■ THE DATA:
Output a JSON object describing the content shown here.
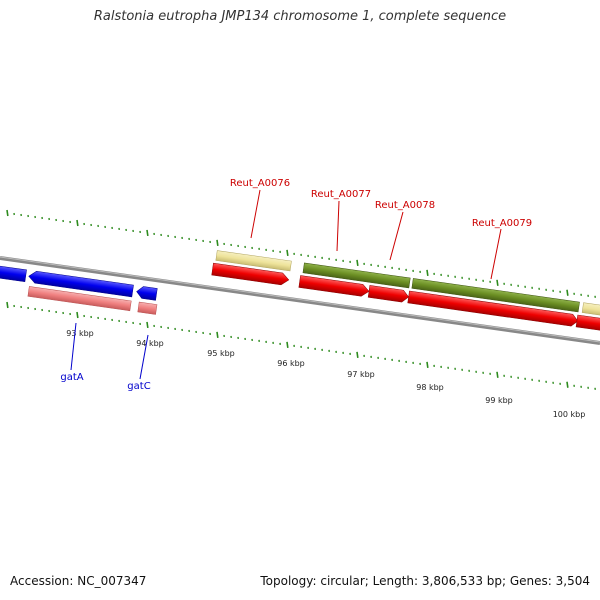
{
  "title": "Ralstonia eutropha JMP134 chromosome 1, complete sequence",
  "footer": {
    "accession": "Accession: NC_007347",
    "summary": "Topology: circular; Length: 3,806,533 bp; Genes: 3,504"
  },
  "colors": {
    "backbone": "#888888",
    "tick": "#2e8b1e",
    "blue_gene": "#0000ee",
    "pink_gene": "#f08080",
    "yellow_gene": "#eee39a",
    "olive_gene": "#6b8e23",
    "red_gene": "#ee0000",
    "red_label": "#cc0000",
    "blue_label": "#0000cc"
  },
  "scale": {
    "labels": [
      "93 kbp",
      "94 kbp",
      "95 kbp",
      "96 kbp",
      "97 kbp",
      "98 kbp",
      "99 kbp",
      "100 kbp"
    ]
  },
  "gene_labels": {
    "top": [
      "Reut_A0076",
      "Reut_A0077",
      "Reut_A0078",
      "Reut_A0079"
    ],
    "bottom": [
      "gatA",
      "gatC"
    ]
  }
}
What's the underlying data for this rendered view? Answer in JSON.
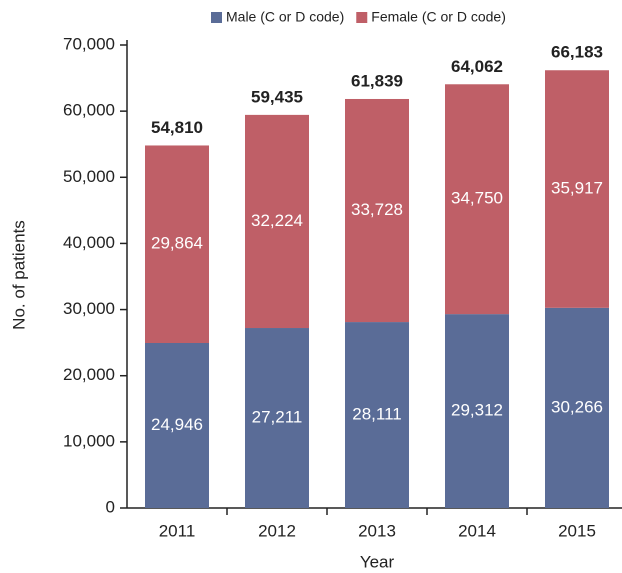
{
  "chart_data": {
    "type": "stacked-bar",
    "categories": [
      "2011",
      "2012",
      "2013",
      "2014",
      "2015"
    ],
    "x_label": "Year",
    "y_label": "No. of patients",
    "series": [
      {
        "name": "Male (C or D code)",
        "color": "#5a6c97",
        "values": [
          24946,
          27211,
          28111,
          29312,
          30266
        ],
        "value_labels": [
          "24,946",
          "27,211",
          "28,111",
          "29,312",
          "30,266"
        ]
      },
      {
        "name": "Female (C or D code)",
        "color": "#bf5f67",
        "values": [
          29864,
          32224,
          33728,
          34750,
          35917
        ],
        "value_labels": [
          "29,864",
          "32,224",
          "33,728",
          "34,750",
          "35,917"
        ]
      }
    ],
    "totals": {
      "values": [
        54810,
        59435,
        61839,
        64062,
        66183
      ],
      "value_labels": [
        "54,810",
        "59,435",
        "61,839",
        "64,062",
        "66,183"
      ]
    },
    "ylim": [
      0,
      70000
    ],
    "yticks": [
      0,
      {
        "value": 10000,
        "label": "10,000"
      },
      {
        "value": 20000,
        "label": "20,000"
      },
      {
        "value": 30000,
        "label": "30,000"
      },
      {
        "value": 40000,
        "label": "40,000"
      },
      {
        "value": 50000,
        "label": "50,000"
      },
      {
        "value": 60000,
        "label": "60,000"
      },
      {
        "value": 70000,
        "label": "70,000"
      }
    ]
  }
}
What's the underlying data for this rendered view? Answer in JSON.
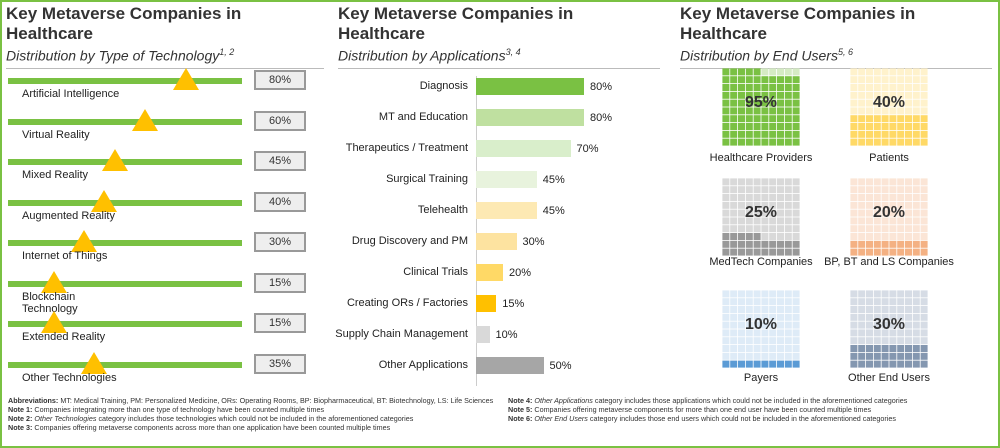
{
  "colors": {
    "frame": "#7ac143",
    "green": "#7ac143",
    "amber": "#ffc000"
  },
  "panel1": {
    "title": "Key Metaverse Companies in Healthcare",
    "subtitle": "Distribution by Type of Technology",
    "subtitle_sup": "1, 2"
  },
  "panel2": {
    "title": "Key Metaverse Companies in Healthcare",
    "subtitle": "Distribution by Applications",
    "subtitle_sup": "3, 4"
  },
  "panel3": {
    "title": "Key Metaverse Companies in Healthcare",
    "subtitle": "Distribution by End Users",
    "subtitle_sup": "5, 6"
  },
  "chart_data": [
    {
      "type": "bar",
      "title": "Distribution by Type of Technology",
      "categories": [
        "Artificial Intelligence",
        "Virtual Reality",
        "Mixed Reality",
        "Augmented Reality",
        "Internet of Things",
        "Blockchain Technology",
        "Extended Reality",
        "Other Technologies"
      ],
      "values": [
        80,
        60,
        45,
        40,
        30,
        15,
        15,
        35
      ],
      "labels": [
        "80%",
        "60%",
        "45%",
        "40%",
        "30%",
        "15%",
        "15%",
        "35%"
      ],
      "unit": "%"
    },
    {
      "type": "bar",
      "title": "Distribution by Applications",
      "categories": [
        "Diagnosis",
        "MT and Education",
        "Therapeutics / Treatment",
        "Surgical Training",
        "Telehealth",
        "Drug Discovery and PM",
        "Clinical Trials",
        "Creating ORs / Factories",
        "Supply Chain Management",
        "Other Applications"
      ],
      "values": [
        80,
        80,
        70,
        45,
        45,
        30,
        20,
        15,
        10,
        50
      ],
      "labels": [
        "80%",
        "80%",
        "70%",
        "45%",
        "45%",
        "30%",
        "20%",
        "15%",
        "10%",
        "50%"
      ],
      "colors": [
        "#7ac143",
        "#bfe0a0",
        "#d9eecb",
        "#e8f3dd",
        "#fde9b3",
        "#fde3a0",
        "#ffd966",
        "#ffc000",
        "#d9d9d9",
        "#a6a6a6"
      ],
      "xlim": [
        0,
        100
      ],
      "unit": "%"
    },
    {
      "type": "waffle",
      "title": "Distribution by End Users",
      "categories": [
        "Healthcare Providers",
        "Patients",
        "MedTech Companies",
        "BP, BT and LS Companies",
        "Payers",
        "Other End Users"
      ],
      "values": [
        95,
        40,
        25,
        20,
        10,
        30
      ],
      "labels": [
        "95%",
        "40%",
        "25%",
        "20%",
        "10%",
        "30%"
      ],
      "fill_colors": [
        "#7ac143",
        "#ffd966",
        "#999999",
        "#f4b183",
        "#5b9bd5",
        "#8497b0"
      ],
      "empty_colors": [
        "#d5ebc4",
        "#fff2cc",
        "#d9d9d9",
        "#fbe5d6",
        "#deebf7",
        "#d6dce5"
      ]
    }
  ],
  "footer": {
    "abbrev_label": "Abbreviations:",
    "abbrev_text": "MT: Medical Training, PM: Personalized Medicine, ORs: Operating Rooms, BP: Biopharmaceutical, BT: Biotechnology, LS: Life Sciences",
    "note1_label": "Note 1:",
    "note1_text": "Companies integrating more than one type of technology have been counted multiple times",
    "note2_label": "Note 2:",
    "note2_em": "Other Technologies",
    "note2_text": "category includes those technologies which could not be included in the aforementioned categories",
    "note3_label": "Note 3:",
    "note3_text": "Companies offering metaverse components across more than one application have been counted multiple times",
    "note4_label": "Note 4:",
    "note4_em": "Other Applications",
    "note4_text": "category includes those applications which could not be included in the aforementioned categories",
    "note5_label": "Note 5:",
    "note5_text": "Companies offering metaverse components for more than one end user have been counted multiple times",
    "note6_label": "Note 6:",
    "note6_em": "Other End Users",
    "note6_text": "category includes those end users which could not be included in the aforementioned categories"
  }
}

■ WHAT IS NEEDED: Copy every line above that holds the word "name".

■ ANSWER SPACE:
        "name": "Male (C or D code)",
        "name": "Female (C or D code)",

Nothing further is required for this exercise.